Skip the pictures and extract all of the lines exactly as written.
####################
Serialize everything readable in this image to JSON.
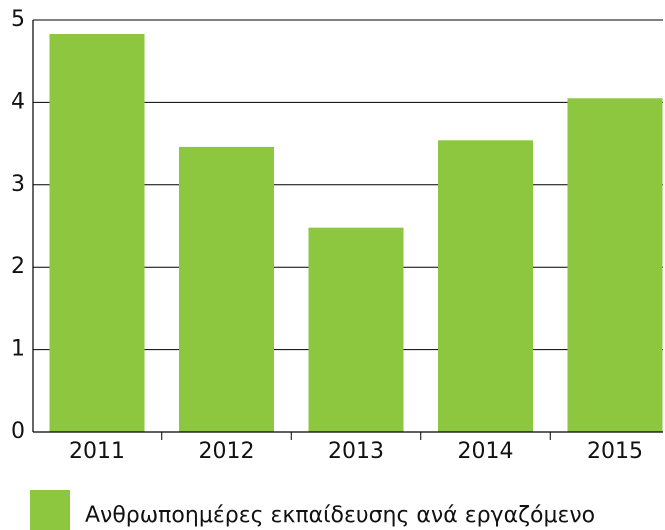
{
  "chart_data": {
    "type": "bar",
    "categories": [
      "2011",
      "2012",
      "2013",
      "2014",
      "2015"
    ],
    "series": [
      {
        "name": "Ανθρωποημέρες εκπαίδευσης ανά εργαζόμενο",
        "color": "#8dc63f",
        "values": [
          4.83,
          3.46,
          2.48,
          3.54,
          4.05
        ]
      }
    ],
    "ylim": [
      0,
      5
    ],
    "yticks": [
      0,
      1,
      2,
      3,
      4,
      5
    ],
    "grid": true,
    "legend": "bottom"
  }
}
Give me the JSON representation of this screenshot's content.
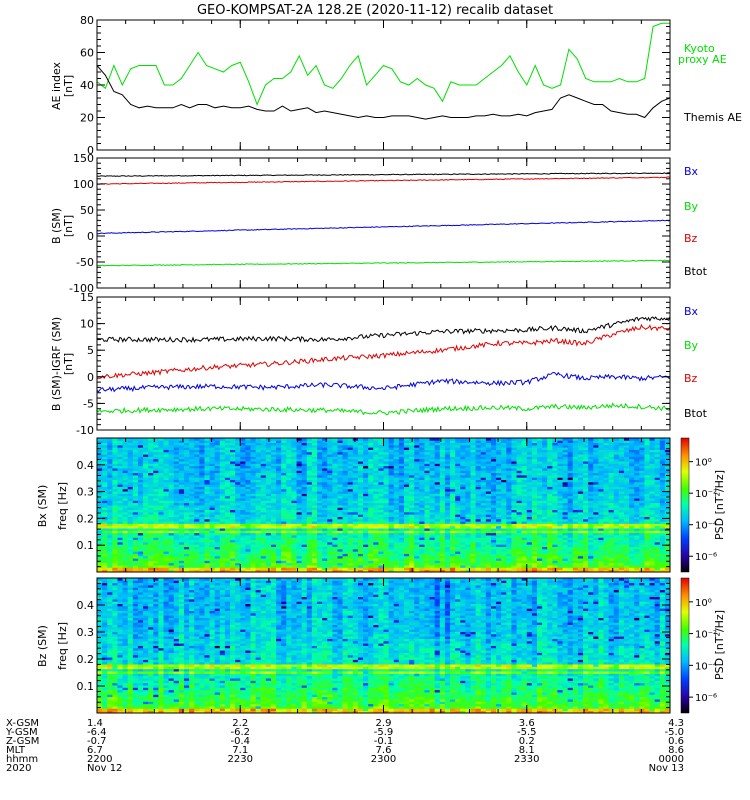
{
  "title": "GEO-KOMPSAT-2A 128.2E (2020-11-12) recalib dataset",
  "colors": {
    "black": "#000000",
    "green": "#00e000",
    "red": "#e00000",
    "blue": "#0000e0"
  },
  "chart_data": [
    {
      "id": "ae",
      "type": "line",
      "ylabel": "AE index",
      "yunit": "[nT]",
      "ylim": [
        0,
        80
      ],
      "yticks": [
        "0",
        "20",
        "40",
        "60",
        "80"
      ],
      "legend": [
        "Kyoto",
        "proxy AE",
        "Themis AE"
      ],
      "series": [
        {
          "name": "Kyoto proxy AE",
          "color": "#00e000",
          "values": [
            42,
            38,
            52,
            40,
            50,
            52,
            52,
            52,
            40,
            40,
            44,
            52,
            60,
            52,
            50,
            48,
            52,
            54,
            42,
            28,
            40,
            44,
            44,
            48,
            58,
            46,
            52,
            40,
            38,
            44,
            52,
            58,
            40,
            46,
            52,
            50,
            42,
            40,
            44,
            40,
            38,
            30,
            42,
            40,
            40,
            40,
            44,
            48,
            52,
            58,
            48,
            40,
            52,
            40,
            38,
            40,
            62,
            56,
            44,
            42,
            42,
            42,
            44,
            42,
            42,
            44,
            76,
            78,
            78
          ]
        },
        {
          "name": "Themis AE",
          "color": "#000000",
          "values": [
            52,
            46,
            36,
            34,
            28,
            26,
            27,
            26,
            26,
            26,
            28,
            26,
            28,
            28,
            26,
            27,
            26,
            26,
            27,
            25,
            24,
            24,
            27,
            24,
            25,
            26,
            23,
            24,
            23,
            22,
            21,
            20,
            21,
            20,
            20,
            21,
            21,
            21,
            20,
            19,
            20,
            21,
            20,
            20,
            20,
            21,
            21,
            22,
            21,
            21,
            22,
            21,
            23,
            24,
            25,
            32,
            34,
            32,
            30,
            28,
            28,
            24,
            23,
            22,
            22,
            20,
            26,
            30,
            32
          ]
        }
      ]
    },
    {
      "id": "bsm",
      "type": "line",
      "ylabel": "B (SM)",
      "yunit": "[nT]",
      "ylim": [
        -100,
        150
      ],
      "yticks": [
        "-100",
        "-50",
        "0",
        "50",
        "100",
        "150"
      ],
      "legend": [
        "Bx",
        "By",
        "Bz",
        "Btot"
      ],
      "series": [
        {
          "name": "Btot",
          "color": "#000000",
          "x": [
            0,
            1
          ],
          "values": [
            115,
            121
          ]
        },
        {
          "name": "Bz",
          "color": "#e00000",
          "x": [
            0,
            1
          ],
          "values": [
            100,
            113
          ]
        },
        {
          "name": "Bx",
          "color": "#0000e0",
          "x": [
            0,
            1
          ],
          "values": [
            5,
            30
          ]
        },
        {
          "name": "By",
          "color": "#00e000",
          "x": [
            0,
            1
          ],
          "values": [
            -57,
            -47
          ]
        }
      ]
    },
    {
      "id": "bres",
      "type": "line",
      "ylabel": "B (SM)-IGRF (SM)",
      "yunit": "[nT]",
      "ylim": [
        -10,
        15
      ],
      "yticks": [
        "-10",
        "-5",
        "0",
        "5",
        "10",
        "15"
      ],
      "legend": [
        "Bx",
        "By",
        "Bz",
        "Btot"
      ],
      "series": [
        {
          "name": "Btot",
          "color": "#000000",
          "x": [
            0,
            0.1,
            0.2,
            0.3,
            0.4,
            0.5,
            0.6,
            0.7,
            0.75,
            0.8,
            0.85,
            0.9,
            0.95,
            1.0
          ],
          "values": [
            7,
            7,
            7,
            7.2,
            7,
            7.8,
            8.5,
            8.7,
            8.8,
            9.2,
            8.6,
            9.8,
            11,
            11
          ]
        },
        {
          "name": "Bz",
          "color": "#e00000",
          "x": [
            0,
            0.1,
            0.2,
            0.3,
            0.4,
            0.5,
            0.6,
            0.7,
            0.75,
            0.8,
            0.85,
            0.9,
            0.95,
            1.0
          ],
          "values": [
            0,
            0.8,
            1.8,
            2.4,
            3.3,
            4,
            5,
            6.3,
            6.3,
            6.8,
            6.2,
            8,
            9.3,
            9
          ]
        },
        {
          "name": "Bx",
          "color": "#0000e0",
          "x": [
            0,
            0.1,
            0.2,
            0.3,
            0.4,
            0.5,
            0.6,
            0.7,
            0.75,
            0.8,
            0.85,
            0.9,
            0.95,
            1.0
          ],
          "values": [
            -2.5,
            -2,
            -1.8,
            -2,
            -1.5,
            -2.2,
            -0.8,
            -1.2,
            -1,
            0.5,
            -0.3,
            0,
            -0.3,
            0
          ]
        },
        {
          "name": "By",
          "color": "#00e000",
          "x": [
            0,
            0.1,
            0.2,
            0.3,
            0.4,
            0.5,
            0.6,
            0.7,
            0.75,
            0.8,
            0.85,
            0.9,
            0.95,
            1.0
          ],
          "values": [
            -6.5,
            -6.2,
            -6,
            -6.1,
            -6.3,
            -6.8,
            -6,
            -5.8,
            -6,
            -5.6,
            -5.8,
            -5.4,
            -5.6,
            -6
          ]
        }
      ]
    },
    {
      "id": "spec-bx",
      "type": "heatmap",
      "ylabel": "Bx (SM)",
      "yunit": "freq [Hz]",
      "ylim": [
        0,
        0.5
      ],
      "yticks": [
        "0.1",
        "0.2",
        "0.3",
        "0.4"
      ],
      "colorbar_label": "PSD [nT²/Hz]",
      "colorbar_ticks": [
        "10⁰",
        "10⁻²",
        "10⁻⁴",
        "10⁻⁶"
      ],
      "colorbar_range": [
        -7,
        1.5
      ]
    },
    {
      "id": "spec-bz",
      "type": "heatmap",
      "ylabel": "Bz (SM)",
      "yunit": "freq [Hz]",
      "ylim": [
        0,
        0.5
      ],
      "yticks": [
        "0.1",
        "0.2",
        "0.3",
        "0.4"
      ],
      "colorbar_label": "PSD [nT²/Hz]",
      "colorbar_ticks": [
        "10⁰",
        "10⁻²",
        "10⁻⁴",
        "10⁻⁶"
      ],
      "colorbar_range": [
        -7,
        1.5
      ]
    }
  ],
  "time_axis": {
    "row_labels": [
      "X-GSM",
      "Y-GSM",
      "Z-GSM",
      "MLT",
      "hhmm",
      "2020"
    ],
    "columns": [
      [
        "1.4",
        "-6.4",
        "-0.7",
        "6.7",
        "2200",
        "Nov 12"
      ],
      [
        "2.2",
        "-6.2",
        "-0.4",
        "7.1",
        "2230",
        ""
      ],
      [
        "2.9",
        "-5.9",
        "-0.1",
        "7.6",
        "2300",
        ""
      ],
      [
        "3.6",
        "-5.5",
        "0.2",
        "8.1",
        "2330",
        ""
      ],
      [
        "4.3",
        "-5.0",
        "0.6",
        "8.6",
        "0000",
        "Nov 13"
      ]
    ]
  }
}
####################
§ Result of the exercise:
Serialize everything readable in this image to JSON.
{
  "chart_data": {
    "type": "bar",
    "categories": [
      "2011",
      "2012",
      "2013",
      "2014",
      "2015"
    ],
    "series": [
      {
        "name": "Ανθρωποημέρες εκπαίδευσης ανά εργαζόμενο",
        "color": "#8dc63f",
        "values": [
          4.83,
          3.46,
          2.48,
          3.54,
          4.05
        ]
      }
    ],
    "ylim": [
      0,
      5
    ],
    "yticks": [
      0,
      1,
      2,
      3,
      4,
      5
    ],
    "grid": true,
    "legend": "bottom"
  }
}
Give me the JSON representation of this screenshot's content.
{
  "title": "GEO-KOMPSAT-2A 128.2E (2020-11-12) recalib dataset",
  "colors": {
    "black": "#000000",
    "green": "#00e000",
    "red": "#e00000",
    "blue": "#0000e0"
  },
  "chart_data": [
    {
      "id": "ae",
      "type": "line",
      "ylabel": "AE index",
      "yunit": "[nT]",
      "ylim": [
        0,
        80
      ],
      "yticks": [
        "0",
        "20",
        "40",
        "60",
        "80"
      ],
      "legend": [
        "Kyoto",
        "proxy AE",
        "Themis AE"
      ],
      "series": [
        {
          "name": "Kyoto proxy AE",
          "color": "#00e000",
          "values": [
            42,
            38,
            52,
            40,
            50,
            52,
            52,
            52,
            40,
            40,
            44,
            52,
            60,
            52,
            50,
            48,
            52,
            54,
            42,
            28,
            40,
            44,
            44,
            48,
            58,
            46,
            52,
            40,
            38,
            44,
            52,
            58,
            40,
            46,
            52,
            50,
            42,
            40,
            44,
            40,
            38,
            30,
            42,
            40,
            40,
            40,
            44,
            48,
            52,
            58,
            48,
            40,
            52,
            40,
            38,
            40,
            62,
            56,
            44,
            42,
            42,
            42,
            44,
            42,
            42,
            44,
            76,
            78,
            78
          ]
        },
        {
          "name": "Themis AE",
          "color": "#000000",
          "values": [
            52,
            46,
            36,
            34,
            28,
            26,
            27,
            26,
            26,
            26,
            28,
            26,
            28,
            28,
            26,
            27,
            26,
            26,
            27,
            25,
            24,
            24,
            27,
            24,
            25,
            26,
            23,
            24,
            23,
            22,
            21,
            20,
            21,
            20,
            20,
            21,
            21,
            21,
            20,
            19,
            20,
            21,
            20,
            20,
            20,
            21,
            21,
            22,
            21,
            21,
            22,
            21,
            23,
            24,
            25,
            32,
            34,
            32,
            30,
            28,
            28,
            24,
            23,
            22,
            22,
            20,
            26,
            30,
            32
          ]
        }
      ]
    },
    {
      "id": "bsm",
      "type": "line",
      "ylabel": "B (SM)",
      "yunit": "[nT]",
      "ylim": [
        -100,
        150
      ],
      "yticks": [
        "-100",
        "-50",
        "0",
        "50",
        "100",
        "150"
      ],
      "legend": [
        "Bx",
        "By",
        "Bz",
        "Btot"
      ],
      "series": [
        {
          "name": "Btot",
          "color": "#000000",
          "x": [
            0,
            1
          ],
          "values": [
            115,
            121
          ]
        },
        {
          "name": "Bz",
          "color": "#e00000",
          "x": [
            0,
            1
          ],
          "values": [
            100,
            113
          ]
        },
        {
          "name": "Bx",
          "color": "#0000e0",
          "x": [
            0,
            1
          ],
          "values": [
            5,
            30
          ]
        },
        {
          "name": "By",
          "color": "#00e000",
          "x": [
            0,
            1
          ],
          "values": [
            -57,
            -47
          ]
        }
      ]
    },
    {
      "id": "bres",
      "type": "line",
      "ylabel": "B (SM)-IGRF (SM)",
      "yunit": "[nT]",
      "ylim": [
        -10,
        15
      ],
      "yticks": [
        "-10",
        "-5",
        "0",
        "5",
        "10",
        "15"
      ],
      "legend": [
        "Bx",
        "By",
        "Bz",
        "Btot"
      ],
      "series": [
        {
          "name": "Btot",
          "color": "#000000",
          "x": [
            0,
            0.1,
            0.2,
            0.3,
            0.4,
            0.5,
            0.6,
            0.7,
            0.75,
            0.8,
            0.85,
            0.9,
            0.95,
            1.0
          ],
          "values": [
            7,
            7,
            7,
            7.2,
            7,
            7.8,
            8.5,
            8.7,
            8.8,
            9.2,
            8.6,
            9.8,
            11,
            11
          ]
        },
        {
          "name": "Bz",
          "color": "#e00000",
          "x": [
            0,
            0.1,
            0.2,
            0.3,
            0.4,
            0.5,
            0.6,
            0.7,
            0.75,
            0.8,
            0.85,
            0.9,
            0.95,
            1.0
          ],
          "values": [
            0,
            0.8,
            1.8,
            2.4,
            3.3,
            4,
            5,
            6.3,
            6.3,
            6.8,
            6.2,
            8,
            9.3,
            9
          ]
        },
        {
          "name": "Bx",
          "color": "#0000e0",
          "x": [
            0,
            0.1,
            0.2,
            0.3,
            0.4,
            0.5,
            0.6,
            0.7,
            0.75,
            0.8,
            0.85,
            0.9,
            0.95,
            1.0
          ],
          "values": [
            -2.5,
            -2,
            -1.8,
            -2,
            -1.5,
            -2.2,
            -0.8,
            -1.2,
            -1,
            0.5,
            -0.3,
            0,
            -0.3,
            0
          ]
        },
        {
          "name": "By",
          "color": "#00e000",
          "x": [
            0,
            0.1,
            0.2,
            0.3,
            0.4,
            0.5,
            0.6,
            0.7,
            0.75,
            0.8,
            0.85,
            0.9,
            0.95,
            1.0
          ],
          "values": [
            -6.5,
            -6.2,
            -6,
            -6.1,
            -6.3,
            -6.8,
            -6,
            -5.8,
            -6,
            -5.6,
            -5.8,
            -5.4,
            -5.6,
            -6
          ]
        }
      ]
    },
    {
      "id": "spec-bx",
      "type": "heatmap",
      "ylabel": "Bx (SM)",
      "yunit": "freq [Hz]",
      "ylim": [
        0,
        0.5
      ],
      "yticks": [
        "0.1",
        "0.2",
        "0.3",
        "0.4"
      ],
      "colorbar_label": "PSD [nT²/Hz]",
      "colorbar_ticks": [
        "10⁰",
        "10⁻²",
        "10⁻⁴",
        "10⁻⁶"
      ],
      "colorbar_range": [
        -7,
        1.5
      ]
    },
    {
      "id": "spec-bz",
      "type": "heatmap",
      "ylabel": "Bz (SM)",
      "yunit": "freq [Hz]",
      "ylim": [
        0,
        0.5
      ],
      "yticks": [
        "0.1",
        "0.2",
        "0.3",
        "0.4"
      ],
      "colorbar_label": "PSD [nT²/Hz]",
      "colorbar_ticks": [
        "10⁰",
        "10⁻²",
        "10⁻⁴",
        "10⁻⁶"
      ],
      "colorbar_range": [
        -7,
        1.5
      ]
    }
  ],
  "time_axis": {
    "row_labels": [
      "X-GSM",
      "Y-GSM",
      "Z-GSM",
      "MLT",
      "hhmm",
      "2020"
    ],
    "columns": [
      [
        "1.4",
        "-6.4",
        "-0.7",
        "6.7",
        "2200",
        "Nov 12"
      ],
      [
        "2.2",
        "-6.2",
        "-0.4",
        "7.1",
        "2230",
        ""
      ],
      [
        "2.9",
        "-5.9",
        "-0.1",
        "7.6",
        "2300",
        ""
      ],
      [
        "3.6",
        "-5.5",
        "0.2",
        "8.1",
        "2330",
        ""
      ],
      [
        "4.3",
        "-5.0",
        "0.6",
        "8.6",
        "0000",
        "Nov 13"
      ]
    ]
  }
}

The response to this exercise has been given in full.